In a human vs AI interpretability experiment involving real and generated images, we however noted that expert hematopathologists frequently disagreed with the AI-based model with an overall agreement of 45.0%, and human expert performance upon generated ET images achieved only 12.0% in cases which AI predicted correctly. In spite of this seemingly low performance, it should be noted that expert pathologists were challenged to assign a diagnosis from a single high-magnification image. Similarly, Madelung et al. reported individual agreement for MPN diagnosis with six hematopathologists compared to an expert ground-truth pathologist ranging between 38% and 52% despite having available the full patient biopsy with multiple stains and selected clinical information [14]. These data suggest that full patient bone marrow biopsy images with integrated clinical parameters are necessary for hematopathologists to accurately subclassify MPNs by current diagnostic criteria. Taken together, these findings imply that the AI algorithms and expert pathologists might identify distinctly different morphologies when evaluating H&E bone marrow biopsies. Though we have shown the potential importance of assessing marrow adipocytes in establishing a diagnosis of ET, further work is needed to characterize these subtle visual differences identified by AI.

**THE DATA**
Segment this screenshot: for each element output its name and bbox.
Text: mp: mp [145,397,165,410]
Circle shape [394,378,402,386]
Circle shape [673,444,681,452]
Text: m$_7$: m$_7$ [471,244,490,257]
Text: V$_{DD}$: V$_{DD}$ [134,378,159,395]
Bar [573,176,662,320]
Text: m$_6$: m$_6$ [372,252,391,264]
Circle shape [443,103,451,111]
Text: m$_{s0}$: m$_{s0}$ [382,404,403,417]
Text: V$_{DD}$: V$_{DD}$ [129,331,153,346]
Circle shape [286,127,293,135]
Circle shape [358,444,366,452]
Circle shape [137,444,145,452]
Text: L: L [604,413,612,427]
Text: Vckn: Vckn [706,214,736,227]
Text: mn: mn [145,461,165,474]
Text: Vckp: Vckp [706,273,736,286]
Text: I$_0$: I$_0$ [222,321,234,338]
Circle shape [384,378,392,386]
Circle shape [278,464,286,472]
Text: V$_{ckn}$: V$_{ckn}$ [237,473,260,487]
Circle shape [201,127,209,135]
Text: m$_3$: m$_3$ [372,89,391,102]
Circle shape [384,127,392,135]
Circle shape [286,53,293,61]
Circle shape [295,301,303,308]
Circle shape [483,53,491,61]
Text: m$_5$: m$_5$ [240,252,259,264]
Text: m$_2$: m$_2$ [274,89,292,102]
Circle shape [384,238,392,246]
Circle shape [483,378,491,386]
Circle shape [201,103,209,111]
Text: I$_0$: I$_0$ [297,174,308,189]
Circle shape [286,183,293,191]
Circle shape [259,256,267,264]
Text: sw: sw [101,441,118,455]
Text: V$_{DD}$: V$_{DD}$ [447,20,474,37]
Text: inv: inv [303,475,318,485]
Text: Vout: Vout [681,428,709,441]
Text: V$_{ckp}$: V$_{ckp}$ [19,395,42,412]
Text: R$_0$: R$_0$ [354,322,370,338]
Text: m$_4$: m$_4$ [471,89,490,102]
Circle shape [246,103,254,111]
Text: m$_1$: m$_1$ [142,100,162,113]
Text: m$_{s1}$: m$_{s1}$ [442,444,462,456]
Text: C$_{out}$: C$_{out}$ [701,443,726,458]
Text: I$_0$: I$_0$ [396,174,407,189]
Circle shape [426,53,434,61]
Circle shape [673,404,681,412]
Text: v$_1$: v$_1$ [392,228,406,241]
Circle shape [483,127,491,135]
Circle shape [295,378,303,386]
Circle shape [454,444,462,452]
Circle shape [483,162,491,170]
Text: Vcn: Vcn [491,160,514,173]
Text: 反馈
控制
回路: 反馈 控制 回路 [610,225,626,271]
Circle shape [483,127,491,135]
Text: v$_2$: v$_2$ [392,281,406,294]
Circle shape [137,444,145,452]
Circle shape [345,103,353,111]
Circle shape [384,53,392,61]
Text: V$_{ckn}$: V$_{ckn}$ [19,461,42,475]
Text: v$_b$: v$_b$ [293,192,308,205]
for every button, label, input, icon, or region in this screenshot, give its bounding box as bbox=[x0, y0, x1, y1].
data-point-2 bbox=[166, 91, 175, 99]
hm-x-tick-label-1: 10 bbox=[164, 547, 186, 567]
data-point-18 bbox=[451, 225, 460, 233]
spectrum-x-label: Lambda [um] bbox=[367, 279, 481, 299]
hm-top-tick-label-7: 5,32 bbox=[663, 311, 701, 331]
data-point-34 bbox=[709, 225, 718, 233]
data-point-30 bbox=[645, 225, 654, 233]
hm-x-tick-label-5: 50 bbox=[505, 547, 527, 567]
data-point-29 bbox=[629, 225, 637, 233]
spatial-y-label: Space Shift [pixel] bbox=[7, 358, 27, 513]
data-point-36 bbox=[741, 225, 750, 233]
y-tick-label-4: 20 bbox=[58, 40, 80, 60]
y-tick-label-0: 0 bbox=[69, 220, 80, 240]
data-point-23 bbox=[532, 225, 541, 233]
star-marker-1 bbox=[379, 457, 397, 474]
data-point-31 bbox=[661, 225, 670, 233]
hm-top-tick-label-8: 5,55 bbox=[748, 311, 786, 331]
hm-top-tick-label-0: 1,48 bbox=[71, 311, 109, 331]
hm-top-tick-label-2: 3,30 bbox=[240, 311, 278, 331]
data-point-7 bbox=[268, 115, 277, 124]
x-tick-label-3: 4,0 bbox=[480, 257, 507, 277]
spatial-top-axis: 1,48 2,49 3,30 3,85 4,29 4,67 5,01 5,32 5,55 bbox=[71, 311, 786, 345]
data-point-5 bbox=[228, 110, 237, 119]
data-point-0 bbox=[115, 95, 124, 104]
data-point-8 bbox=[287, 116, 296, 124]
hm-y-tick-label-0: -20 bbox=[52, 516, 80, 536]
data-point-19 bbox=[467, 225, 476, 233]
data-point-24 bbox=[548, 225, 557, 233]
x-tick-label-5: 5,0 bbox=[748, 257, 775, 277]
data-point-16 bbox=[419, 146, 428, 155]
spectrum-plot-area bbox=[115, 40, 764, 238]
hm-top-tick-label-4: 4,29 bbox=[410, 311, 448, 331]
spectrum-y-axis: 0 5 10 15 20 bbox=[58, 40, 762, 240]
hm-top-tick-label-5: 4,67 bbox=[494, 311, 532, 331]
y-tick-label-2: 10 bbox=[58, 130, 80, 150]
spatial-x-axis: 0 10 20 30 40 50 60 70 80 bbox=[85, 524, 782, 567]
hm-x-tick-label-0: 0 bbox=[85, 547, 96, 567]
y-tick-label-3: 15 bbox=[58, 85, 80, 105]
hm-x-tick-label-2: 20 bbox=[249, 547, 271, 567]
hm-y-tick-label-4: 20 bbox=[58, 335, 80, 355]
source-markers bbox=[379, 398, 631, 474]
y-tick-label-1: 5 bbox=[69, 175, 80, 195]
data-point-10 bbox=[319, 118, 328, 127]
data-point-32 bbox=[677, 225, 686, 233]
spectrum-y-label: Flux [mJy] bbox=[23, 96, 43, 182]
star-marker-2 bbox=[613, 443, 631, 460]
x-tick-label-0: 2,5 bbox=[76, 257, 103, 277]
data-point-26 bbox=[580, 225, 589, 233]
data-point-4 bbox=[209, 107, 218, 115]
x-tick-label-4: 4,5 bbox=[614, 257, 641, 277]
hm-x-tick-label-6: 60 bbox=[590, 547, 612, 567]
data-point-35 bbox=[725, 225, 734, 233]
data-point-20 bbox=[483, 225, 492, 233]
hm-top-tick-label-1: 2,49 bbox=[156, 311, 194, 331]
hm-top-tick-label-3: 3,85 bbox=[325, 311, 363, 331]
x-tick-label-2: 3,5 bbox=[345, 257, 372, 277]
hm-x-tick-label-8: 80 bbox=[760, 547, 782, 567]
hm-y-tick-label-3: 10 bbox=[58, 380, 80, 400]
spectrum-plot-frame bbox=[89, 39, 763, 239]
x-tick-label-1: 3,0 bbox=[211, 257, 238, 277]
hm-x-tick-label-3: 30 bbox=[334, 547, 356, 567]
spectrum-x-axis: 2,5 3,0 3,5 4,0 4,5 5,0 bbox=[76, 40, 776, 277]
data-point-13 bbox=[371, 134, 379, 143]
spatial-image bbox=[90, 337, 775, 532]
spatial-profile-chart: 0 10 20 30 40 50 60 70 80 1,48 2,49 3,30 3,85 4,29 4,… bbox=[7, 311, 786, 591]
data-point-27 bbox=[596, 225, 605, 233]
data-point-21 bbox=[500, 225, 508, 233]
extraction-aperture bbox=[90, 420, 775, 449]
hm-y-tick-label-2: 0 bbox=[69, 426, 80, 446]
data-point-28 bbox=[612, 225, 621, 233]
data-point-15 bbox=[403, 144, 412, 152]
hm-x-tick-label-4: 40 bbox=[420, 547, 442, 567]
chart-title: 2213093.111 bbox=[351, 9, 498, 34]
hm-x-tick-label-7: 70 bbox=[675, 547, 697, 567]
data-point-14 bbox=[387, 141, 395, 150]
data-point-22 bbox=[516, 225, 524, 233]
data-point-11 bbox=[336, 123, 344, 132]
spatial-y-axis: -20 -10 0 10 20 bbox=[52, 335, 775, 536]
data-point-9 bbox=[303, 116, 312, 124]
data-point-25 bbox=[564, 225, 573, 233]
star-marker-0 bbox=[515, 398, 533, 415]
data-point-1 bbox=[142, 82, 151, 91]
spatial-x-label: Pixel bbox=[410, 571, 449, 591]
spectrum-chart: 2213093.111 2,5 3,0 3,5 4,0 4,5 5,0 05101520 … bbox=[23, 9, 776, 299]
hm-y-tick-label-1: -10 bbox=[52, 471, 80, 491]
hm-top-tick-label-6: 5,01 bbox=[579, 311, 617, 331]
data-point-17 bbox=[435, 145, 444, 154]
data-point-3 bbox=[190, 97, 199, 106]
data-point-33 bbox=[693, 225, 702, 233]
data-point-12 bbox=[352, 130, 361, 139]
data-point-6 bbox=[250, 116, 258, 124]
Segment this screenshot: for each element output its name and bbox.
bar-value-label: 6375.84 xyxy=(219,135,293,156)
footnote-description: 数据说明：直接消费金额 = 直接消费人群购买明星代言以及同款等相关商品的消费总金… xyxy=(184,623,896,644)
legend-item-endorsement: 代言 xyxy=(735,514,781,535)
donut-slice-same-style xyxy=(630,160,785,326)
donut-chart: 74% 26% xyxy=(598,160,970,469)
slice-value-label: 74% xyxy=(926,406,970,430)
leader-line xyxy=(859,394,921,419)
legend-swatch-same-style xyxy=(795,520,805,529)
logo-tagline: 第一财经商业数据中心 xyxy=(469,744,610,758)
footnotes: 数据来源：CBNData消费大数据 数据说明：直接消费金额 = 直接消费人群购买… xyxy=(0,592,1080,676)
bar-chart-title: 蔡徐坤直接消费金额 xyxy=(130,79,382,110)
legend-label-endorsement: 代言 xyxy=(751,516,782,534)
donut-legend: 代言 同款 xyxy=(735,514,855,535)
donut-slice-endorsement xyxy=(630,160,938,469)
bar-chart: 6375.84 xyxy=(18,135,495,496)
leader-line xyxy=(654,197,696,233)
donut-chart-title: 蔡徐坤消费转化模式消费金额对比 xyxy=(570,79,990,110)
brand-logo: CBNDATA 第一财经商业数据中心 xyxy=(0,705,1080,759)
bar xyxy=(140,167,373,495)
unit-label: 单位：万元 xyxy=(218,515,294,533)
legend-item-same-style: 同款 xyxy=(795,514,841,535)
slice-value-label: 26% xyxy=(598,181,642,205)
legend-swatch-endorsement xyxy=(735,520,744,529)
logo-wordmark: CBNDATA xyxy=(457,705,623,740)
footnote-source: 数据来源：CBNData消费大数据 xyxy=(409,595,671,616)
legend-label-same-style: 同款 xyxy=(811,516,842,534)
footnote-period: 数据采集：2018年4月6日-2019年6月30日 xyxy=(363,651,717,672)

**WHAT TO WORK ON**
A) Answer these questions using the passage on AI and expert pathologists classifying bone marrow biopsies:
(i) What overall agreement did the expert hematopathologists reach with the AI-based model?
(ii) In the Madelung et al. report, how many hematopathologists were compared with the expert ground-truth pathologist, and what range did their individual agreement fall in?
(iii) What feature of the marrow does the passage say may be important in establishing a diagnosis of ET?
B) Pick up the passage on AI and expert pathologists classifying bone marrow biopsies after its last sentence and carry it forward.
The items come from a different source than the text.

**ANSWERS FOR THE EXERCISE**
A)
(i) 45.0%
(ii) Six hematopathologists, with agreement ranging between 38% and 52%
(iii) Marrow adipocytes

B)
Overall, the contributions by our group and others developing AI algorithms do not fully represent a substitute for histopathological analysis; these investigations only contribute to increasing the suspicion of a prePMF diagnosis in a patient with a working clinical diagnosis of ET. We envision the potential of an AI tool for automated MPN diagnosis as a valuable aid particularly for providers at centers with lower volumes of MPN patients. Additionally, given its high specificity for prePMF and high sensitivity for ET, future extensions of our proposed AI-based MPN classifier when trained on data from patients with a platelet count > 450 × 10⁹/L may enhance clinical trial enrollment of ET patients by excluding prePMF patients, which would facilitate more accurate assessment of the clinical activity of novel therapeutic agents.

Limitations of the current study include the small sample size of the evaluation cohorts and retrospective nature. Prospective evaluation associating AI prediction with MPN outcomes is warranted. The additional benefit of including other histology stains, such as reticulin, and clinical or molecular data combined with H&E images for AI prediction also warrants additional investigation.

In summary, we have developed a highly accurate AI model that distinguishes prePMF from ET with automated bone marrow analysis. Our model was developed on an open-source framework that could be readily deployed in a rapid and affordable manner for patients with these possible MPN diagnoses.